> [Problem to work on]
Locate the lines where "background" occurs and copy them as they stand.

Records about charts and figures
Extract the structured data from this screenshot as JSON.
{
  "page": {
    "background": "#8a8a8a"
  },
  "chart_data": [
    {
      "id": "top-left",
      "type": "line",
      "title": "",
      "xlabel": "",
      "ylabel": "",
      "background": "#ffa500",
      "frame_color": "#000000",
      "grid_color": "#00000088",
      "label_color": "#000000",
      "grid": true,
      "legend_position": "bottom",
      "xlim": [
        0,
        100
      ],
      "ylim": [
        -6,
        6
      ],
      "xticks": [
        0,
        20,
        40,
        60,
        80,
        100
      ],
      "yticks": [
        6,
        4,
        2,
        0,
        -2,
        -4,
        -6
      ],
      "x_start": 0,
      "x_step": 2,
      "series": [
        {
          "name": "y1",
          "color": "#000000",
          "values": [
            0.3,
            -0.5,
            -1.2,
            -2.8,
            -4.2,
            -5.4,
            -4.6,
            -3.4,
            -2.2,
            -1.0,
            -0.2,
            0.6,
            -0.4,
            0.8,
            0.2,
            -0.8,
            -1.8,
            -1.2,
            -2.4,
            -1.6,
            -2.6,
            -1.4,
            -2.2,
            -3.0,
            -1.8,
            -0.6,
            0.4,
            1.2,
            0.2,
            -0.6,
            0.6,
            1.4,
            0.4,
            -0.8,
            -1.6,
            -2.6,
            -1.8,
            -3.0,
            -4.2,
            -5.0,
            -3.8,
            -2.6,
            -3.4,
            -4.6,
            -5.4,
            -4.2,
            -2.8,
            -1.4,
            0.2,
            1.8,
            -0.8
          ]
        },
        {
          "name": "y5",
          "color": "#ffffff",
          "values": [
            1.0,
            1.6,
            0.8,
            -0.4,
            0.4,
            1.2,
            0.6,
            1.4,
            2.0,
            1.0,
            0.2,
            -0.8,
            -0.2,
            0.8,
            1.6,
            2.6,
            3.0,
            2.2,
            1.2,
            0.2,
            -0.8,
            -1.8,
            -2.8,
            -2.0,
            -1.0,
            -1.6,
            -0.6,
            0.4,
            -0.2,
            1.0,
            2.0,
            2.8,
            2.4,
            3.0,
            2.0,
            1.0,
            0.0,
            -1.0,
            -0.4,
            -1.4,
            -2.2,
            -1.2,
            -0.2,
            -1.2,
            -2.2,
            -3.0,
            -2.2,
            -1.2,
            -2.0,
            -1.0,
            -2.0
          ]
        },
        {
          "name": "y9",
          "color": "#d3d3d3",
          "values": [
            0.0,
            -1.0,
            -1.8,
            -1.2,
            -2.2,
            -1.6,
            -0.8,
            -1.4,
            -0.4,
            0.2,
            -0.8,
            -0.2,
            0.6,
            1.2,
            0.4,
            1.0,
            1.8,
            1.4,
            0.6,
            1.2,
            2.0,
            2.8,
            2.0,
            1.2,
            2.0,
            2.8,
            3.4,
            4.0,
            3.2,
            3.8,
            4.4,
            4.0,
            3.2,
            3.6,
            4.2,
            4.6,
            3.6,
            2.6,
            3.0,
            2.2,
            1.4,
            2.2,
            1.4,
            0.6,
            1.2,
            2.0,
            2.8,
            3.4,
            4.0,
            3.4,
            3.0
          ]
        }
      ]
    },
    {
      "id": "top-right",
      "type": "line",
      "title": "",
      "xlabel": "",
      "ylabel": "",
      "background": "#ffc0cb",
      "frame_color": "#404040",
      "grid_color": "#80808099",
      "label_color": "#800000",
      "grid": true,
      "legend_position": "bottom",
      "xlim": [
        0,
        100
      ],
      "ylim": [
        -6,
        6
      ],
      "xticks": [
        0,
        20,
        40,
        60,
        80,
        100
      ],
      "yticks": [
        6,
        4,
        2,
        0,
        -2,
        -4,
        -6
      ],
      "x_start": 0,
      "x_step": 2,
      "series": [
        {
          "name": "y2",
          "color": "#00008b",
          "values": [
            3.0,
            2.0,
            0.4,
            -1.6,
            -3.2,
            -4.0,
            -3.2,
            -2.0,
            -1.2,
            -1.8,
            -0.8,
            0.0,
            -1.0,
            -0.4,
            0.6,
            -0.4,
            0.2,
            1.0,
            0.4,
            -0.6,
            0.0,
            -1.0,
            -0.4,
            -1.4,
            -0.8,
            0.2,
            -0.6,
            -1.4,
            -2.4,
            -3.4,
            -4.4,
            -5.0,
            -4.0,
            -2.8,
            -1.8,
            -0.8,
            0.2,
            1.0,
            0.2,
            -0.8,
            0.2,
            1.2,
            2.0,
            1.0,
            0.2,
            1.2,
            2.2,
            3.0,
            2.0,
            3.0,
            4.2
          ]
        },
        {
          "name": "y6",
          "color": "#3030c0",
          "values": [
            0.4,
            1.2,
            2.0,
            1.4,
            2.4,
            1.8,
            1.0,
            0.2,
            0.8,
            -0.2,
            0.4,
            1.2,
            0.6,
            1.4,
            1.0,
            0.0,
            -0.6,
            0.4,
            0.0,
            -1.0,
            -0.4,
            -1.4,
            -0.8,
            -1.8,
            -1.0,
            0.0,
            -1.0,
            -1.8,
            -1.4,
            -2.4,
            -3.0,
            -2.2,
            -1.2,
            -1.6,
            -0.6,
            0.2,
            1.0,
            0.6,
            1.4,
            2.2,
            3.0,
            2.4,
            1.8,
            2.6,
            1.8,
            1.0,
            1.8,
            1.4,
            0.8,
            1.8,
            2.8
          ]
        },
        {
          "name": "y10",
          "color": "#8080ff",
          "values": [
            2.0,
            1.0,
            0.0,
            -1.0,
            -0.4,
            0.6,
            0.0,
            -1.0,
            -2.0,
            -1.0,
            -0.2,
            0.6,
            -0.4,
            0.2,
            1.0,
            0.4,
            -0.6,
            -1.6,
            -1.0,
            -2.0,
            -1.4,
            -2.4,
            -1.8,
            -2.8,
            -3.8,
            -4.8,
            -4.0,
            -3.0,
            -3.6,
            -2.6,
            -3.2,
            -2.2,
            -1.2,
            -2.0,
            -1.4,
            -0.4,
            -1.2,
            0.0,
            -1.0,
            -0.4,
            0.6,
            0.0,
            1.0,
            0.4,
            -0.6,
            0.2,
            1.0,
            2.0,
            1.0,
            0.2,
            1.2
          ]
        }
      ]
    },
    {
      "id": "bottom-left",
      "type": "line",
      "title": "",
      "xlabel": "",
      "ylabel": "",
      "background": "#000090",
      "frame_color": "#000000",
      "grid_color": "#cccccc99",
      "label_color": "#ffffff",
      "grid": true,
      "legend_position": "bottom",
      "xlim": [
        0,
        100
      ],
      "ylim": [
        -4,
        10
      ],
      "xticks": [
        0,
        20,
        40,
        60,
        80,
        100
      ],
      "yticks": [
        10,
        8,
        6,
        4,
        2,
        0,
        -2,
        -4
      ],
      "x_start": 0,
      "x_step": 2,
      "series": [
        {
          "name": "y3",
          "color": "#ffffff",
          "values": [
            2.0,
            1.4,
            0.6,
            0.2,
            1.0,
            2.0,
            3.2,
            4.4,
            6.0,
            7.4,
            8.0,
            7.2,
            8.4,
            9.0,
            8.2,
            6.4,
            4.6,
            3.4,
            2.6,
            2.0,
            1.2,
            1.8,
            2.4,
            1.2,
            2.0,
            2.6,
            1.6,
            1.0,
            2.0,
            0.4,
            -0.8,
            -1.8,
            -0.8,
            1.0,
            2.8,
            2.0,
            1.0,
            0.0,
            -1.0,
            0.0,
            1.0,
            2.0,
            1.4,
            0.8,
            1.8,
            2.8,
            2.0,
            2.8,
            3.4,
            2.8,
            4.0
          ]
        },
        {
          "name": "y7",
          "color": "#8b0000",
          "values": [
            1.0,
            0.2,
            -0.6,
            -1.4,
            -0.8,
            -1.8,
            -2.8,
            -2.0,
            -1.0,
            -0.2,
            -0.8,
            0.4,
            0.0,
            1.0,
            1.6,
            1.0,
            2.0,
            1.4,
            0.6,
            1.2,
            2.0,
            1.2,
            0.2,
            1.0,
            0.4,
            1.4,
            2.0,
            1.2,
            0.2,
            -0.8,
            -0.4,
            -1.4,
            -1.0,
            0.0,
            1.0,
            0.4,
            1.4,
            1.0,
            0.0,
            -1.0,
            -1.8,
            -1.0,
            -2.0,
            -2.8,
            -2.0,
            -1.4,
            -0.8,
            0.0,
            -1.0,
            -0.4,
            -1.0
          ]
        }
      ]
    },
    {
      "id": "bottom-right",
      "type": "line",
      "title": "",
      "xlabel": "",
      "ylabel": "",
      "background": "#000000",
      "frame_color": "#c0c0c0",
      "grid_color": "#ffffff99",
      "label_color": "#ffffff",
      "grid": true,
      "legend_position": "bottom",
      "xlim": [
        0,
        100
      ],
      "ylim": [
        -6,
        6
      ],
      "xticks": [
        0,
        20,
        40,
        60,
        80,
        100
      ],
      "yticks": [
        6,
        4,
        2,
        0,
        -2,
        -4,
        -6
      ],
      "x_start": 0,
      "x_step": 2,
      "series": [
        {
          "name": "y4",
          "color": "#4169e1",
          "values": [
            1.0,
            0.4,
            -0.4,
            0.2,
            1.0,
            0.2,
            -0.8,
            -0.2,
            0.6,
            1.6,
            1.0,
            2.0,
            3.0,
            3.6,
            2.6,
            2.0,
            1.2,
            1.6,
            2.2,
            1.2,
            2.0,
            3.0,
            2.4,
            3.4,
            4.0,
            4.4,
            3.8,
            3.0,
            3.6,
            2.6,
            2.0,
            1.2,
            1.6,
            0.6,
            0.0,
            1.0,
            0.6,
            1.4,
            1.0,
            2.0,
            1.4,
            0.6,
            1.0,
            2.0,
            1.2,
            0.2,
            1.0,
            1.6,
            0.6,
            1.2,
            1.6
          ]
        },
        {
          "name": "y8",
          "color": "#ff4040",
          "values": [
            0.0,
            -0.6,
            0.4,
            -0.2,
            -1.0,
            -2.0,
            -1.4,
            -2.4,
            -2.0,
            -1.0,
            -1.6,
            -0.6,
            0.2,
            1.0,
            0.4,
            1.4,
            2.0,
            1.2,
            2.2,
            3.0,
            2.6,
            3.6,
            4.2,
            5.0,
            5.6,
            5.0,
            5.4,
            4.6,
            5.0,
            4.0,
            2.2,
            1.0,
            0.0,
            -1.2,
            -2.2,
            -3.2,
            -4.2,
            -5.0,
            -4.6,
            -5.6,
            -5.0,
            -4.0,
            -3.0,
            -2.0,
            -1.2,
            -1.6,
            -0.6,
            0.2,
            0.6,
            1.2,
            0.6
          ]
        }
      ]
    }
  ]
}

> [Solution]
    "background": "#8a8a8a"
      "background": "#ffa500",
      "background": "#ffc0cb",
      "background": "#000090",
      "background": "#000000",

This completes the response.